[Data entries]

========

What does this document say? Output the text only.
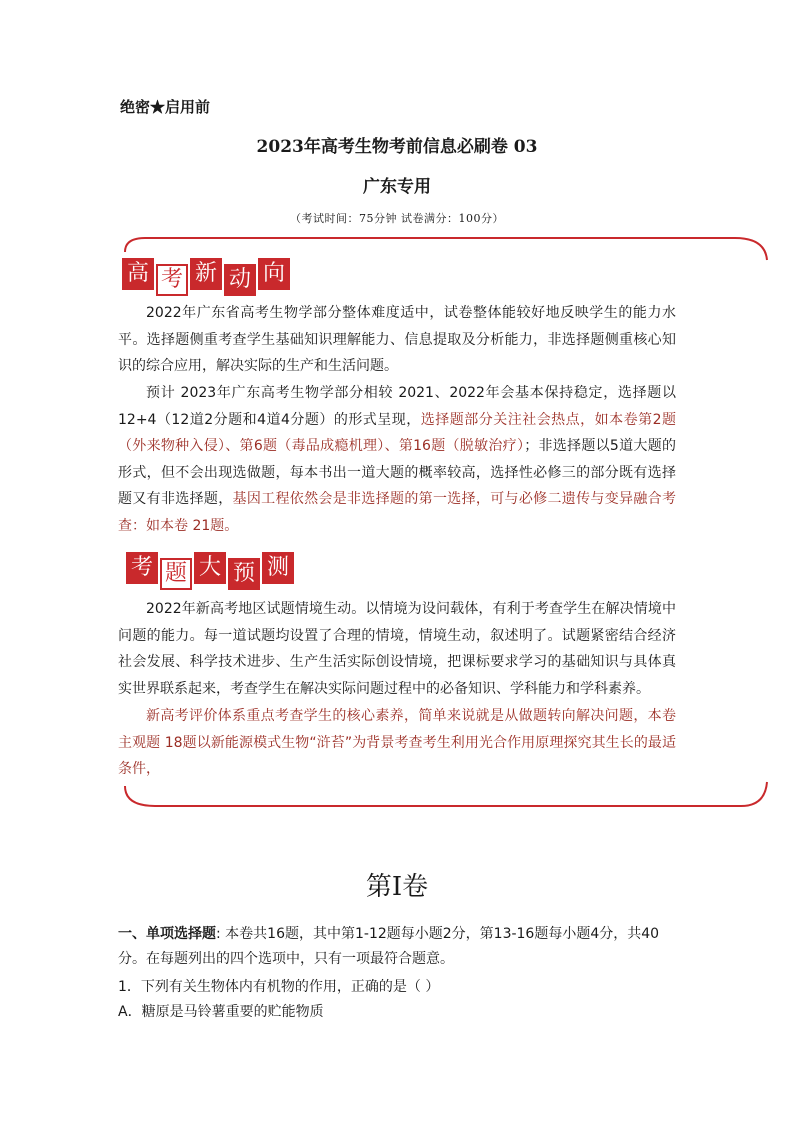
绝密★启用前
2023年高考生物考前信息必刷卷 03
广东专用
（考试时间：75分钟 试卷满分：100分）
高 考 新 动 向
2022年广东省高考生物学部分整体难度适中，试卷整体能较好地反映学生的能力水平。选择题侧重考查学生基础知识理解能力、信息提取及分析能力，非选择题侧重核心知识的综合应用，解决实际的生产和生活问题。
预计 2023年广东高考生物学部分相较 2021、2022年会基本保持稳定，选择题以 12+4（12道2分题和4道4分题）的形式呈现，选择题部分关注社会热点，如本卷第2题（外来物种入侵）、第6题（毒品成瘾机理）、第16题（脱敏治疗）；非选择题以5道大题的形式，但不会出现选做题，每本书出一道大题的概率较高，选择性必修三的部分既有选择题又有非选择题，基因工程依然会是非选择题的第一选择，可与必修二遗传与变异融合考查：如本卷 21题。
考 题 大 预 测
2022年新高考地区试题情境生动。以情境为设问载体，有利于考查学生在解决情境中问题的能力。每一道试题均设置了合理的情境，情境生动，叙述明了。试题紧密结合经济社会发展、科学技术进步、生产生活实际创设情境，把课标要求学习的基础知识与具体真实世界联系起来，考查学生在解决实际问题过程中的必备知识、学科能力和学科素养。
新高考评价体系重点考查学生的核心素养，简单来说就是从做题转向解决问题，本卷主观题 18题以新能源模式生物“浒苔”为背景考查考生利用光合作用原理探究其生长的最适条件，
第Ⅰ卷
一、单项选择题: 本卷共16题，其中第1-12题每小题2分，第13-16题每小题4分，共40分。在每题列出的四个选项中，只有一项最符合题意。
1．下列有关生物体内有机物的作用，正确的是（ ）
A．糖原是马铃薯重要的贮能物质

========

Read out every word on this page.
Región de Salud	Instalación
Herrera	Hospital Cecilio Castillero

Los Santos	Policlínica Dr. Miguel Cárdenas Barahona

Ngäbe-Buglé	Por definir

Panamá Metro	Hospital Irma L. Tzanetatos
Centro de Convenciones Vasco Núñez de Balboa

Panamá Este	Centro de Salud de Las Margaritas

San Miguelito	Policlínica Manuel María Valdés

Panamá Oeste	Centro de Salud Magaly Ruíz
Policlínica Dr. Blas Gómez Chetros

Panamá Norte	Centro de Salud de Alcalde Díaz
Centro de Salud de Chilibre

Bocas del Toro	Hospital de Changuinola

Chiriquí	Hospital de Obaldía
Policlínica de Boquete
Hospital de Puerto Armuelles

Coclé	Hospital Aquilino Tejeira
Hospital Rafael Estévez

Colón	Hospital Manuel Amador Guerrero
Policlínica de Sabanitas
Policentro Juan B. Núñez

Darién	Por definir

========

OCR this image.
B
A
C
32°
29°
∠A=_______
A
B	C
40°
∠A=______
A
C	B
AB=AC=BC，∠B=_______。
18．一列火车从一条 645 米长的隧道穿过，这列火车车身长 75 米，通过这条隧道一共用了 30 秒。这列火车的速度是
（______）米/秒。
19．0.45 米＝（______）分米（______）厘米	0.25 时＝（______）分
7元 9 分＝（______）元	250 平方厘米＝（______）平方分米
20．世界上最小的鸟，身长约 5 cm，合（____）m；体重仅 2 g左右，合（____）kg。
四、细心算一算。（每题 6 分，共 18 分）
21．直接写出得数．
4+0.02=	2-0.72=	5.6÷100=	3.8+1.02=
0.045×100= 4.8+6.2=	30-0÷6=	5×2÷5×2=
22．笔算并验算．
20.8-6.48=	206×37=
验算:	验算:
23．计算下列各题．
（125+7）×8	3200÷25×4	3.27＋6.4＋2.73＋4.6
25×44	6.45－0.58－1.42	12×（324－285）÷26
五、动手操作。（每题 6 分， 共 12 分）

========

## Exercise:
Using the listing above, pick out each line that contains the word "Policlínica", then copy it.

## Full solution:
Los Santos	Policlínica Dr. Miguel Cárdenas Barahona
San Miguelito	Policlínica Manuel María Valdés
Policlínica Dr. Blas Gómez Chetros
Policlínica de Boquete
Policlínica de Sabanitas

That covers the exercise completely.